**Working data**
-- START --
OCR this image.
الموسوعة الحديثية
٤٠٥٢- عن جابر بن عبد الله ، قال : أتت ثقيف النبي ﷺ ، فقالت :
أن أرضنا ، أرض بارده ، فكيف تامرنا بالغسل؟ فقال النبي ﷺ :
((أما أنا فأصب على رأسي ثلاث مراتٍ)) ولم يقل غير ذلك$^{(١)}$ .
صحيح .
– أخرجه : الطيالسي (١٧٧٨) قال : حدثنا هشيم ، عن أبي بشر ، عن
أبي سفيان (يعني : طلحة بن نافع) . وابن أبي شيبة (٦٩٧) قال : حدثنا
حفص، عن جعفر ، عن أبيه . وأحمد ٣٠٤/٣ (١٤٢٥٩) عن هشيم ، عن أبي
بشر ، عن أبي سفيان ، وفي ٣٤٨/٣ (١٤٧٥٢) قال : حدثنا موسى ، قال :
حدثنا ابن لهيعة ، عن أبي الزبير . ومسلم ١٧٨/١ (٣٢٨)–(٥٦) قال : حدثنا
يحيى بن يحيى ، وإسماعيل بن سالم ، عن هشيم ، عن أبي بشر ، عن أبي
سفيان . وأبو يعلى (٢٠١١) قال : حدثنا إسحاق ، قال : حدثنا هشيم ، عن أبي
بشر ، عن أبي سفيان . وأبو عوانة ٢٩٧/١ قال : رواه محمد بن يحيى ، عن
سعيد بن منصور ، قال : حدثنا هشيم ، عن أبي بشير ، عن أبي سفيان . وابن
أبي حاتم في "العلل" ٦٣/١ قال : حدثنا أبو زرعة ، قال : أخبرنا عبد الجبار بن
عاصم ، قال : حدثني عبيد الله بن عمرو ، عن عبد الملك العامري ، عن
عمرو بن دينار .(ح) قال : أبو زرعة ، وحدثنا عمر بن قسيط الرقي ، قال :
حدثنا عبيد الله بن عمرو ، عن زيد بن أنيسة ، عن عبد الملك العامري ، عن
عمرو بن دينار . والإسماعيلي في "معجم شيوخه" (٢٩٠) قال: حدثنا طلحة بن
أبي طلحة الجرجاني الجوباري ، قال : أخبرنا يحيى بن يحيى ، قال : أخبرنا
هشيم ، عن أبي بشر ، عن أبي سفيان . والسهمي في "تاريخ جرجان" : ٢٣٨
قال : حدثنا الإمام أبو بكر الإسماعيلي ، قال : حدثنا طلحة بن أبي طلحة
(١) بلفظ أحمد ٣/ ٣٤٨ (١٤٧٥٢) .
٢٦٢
-- END --
**Objective**
Using the entries above, please restate each one word for word.

**Task answer**
OCR this image.
الموسوعة الحديثية
٤٠٥٢- عن جابر بن عبد الله ، قال : أتت ثقيف النبي ﷺ ، فقالت :
أن أرضنا ، أرض بارده ، فكيف تامرنا بالغسل؟ فقال النبي ﷺ :
((أما أنا فأصب على رأسي ثلاث مراتٍ)) ولم يقل غير ذلك$^{(١)}$ .
صحيح .
– أخرجه : الطيالسي (١٧٧٨) قال : حدثنا هشيم ، عن أبي بشر ، عن
أبي سفيان (يعني : طلحة بن نافع) . وابن أبي شيبة (٦٩٧) قال : حدثنا
حفص، عن جعفر ، عن أبيه . وأحمد ٣٠٤/٣ (١٤٢٥٩) عن هشيم ، عن أبي
بشر ، عن أبي سفيان ، وفي ٣٤٨/٣ (١٤٧٥٢) قال : حدثنا موسى ، قال :
حدثنا ابن لهيعة ، عن أبي الزبير . ومسلم ١٧٨/١ (٣٢٨)–(٥٦) قال : حدثنا
يحيى بن يحيى ، وإسماعيل بن سالم ، عن هشيم ، عن أبي بشر ، عن أبي
سفيان . وأبو يعلى (٢٠١١) قال : حدثنا إسحاق ، قال : حدثنا هشيم ، عن أبي
بشر ، عن أبي سفيان . وأبو عوانة ٢٩٧/١ قال : رواه محمد بن يحيى ، عن
سعيد بن منصور ، قال : حدثنا هشيم ، عن أبي بشير ، عن أبي سفيان . وابن
أبي حاتم في "العلل" ٦٣/١ قال : حدثنا أبو زرعة ، قال : أخبرنا عبد الجبار بن
عاصم ، قال : حدثني عبيد الله بن عمرو ، عن عبد الملك العامري ، عن
عمرو بن دينار .(ح) قال : أبو زرعة ، وحدثنا عمر بن قسيط الرقي ، قال :
حدثنا عبيد الله بن عمرو ، عن زيد بن أنيسة ، عن عبد الملك العامري ، عن
عمرو بن دينار . والإسماعيلي في "معجم شيوخه" (٢٩٠) قال: حدثنا طلحة بن
أبي طلحة الجرجاني الجوباري ، قال : أخبرنا يحيى بن يحيى ، قال : أخبرنا
هشيم ، عن أبي بشر ، عن أبي سفيان . والسهمي في "تاريخ جرجان" : ٢٣٨
قال : حدثنا الإمام أبو بكر الإسماعيلي ، قال : حدثنا طلحة بن أبي طلحة
(١) بلفظ أحمد ٣/ ٣٤٨ (١٤٧٥٢) .
٢٦٢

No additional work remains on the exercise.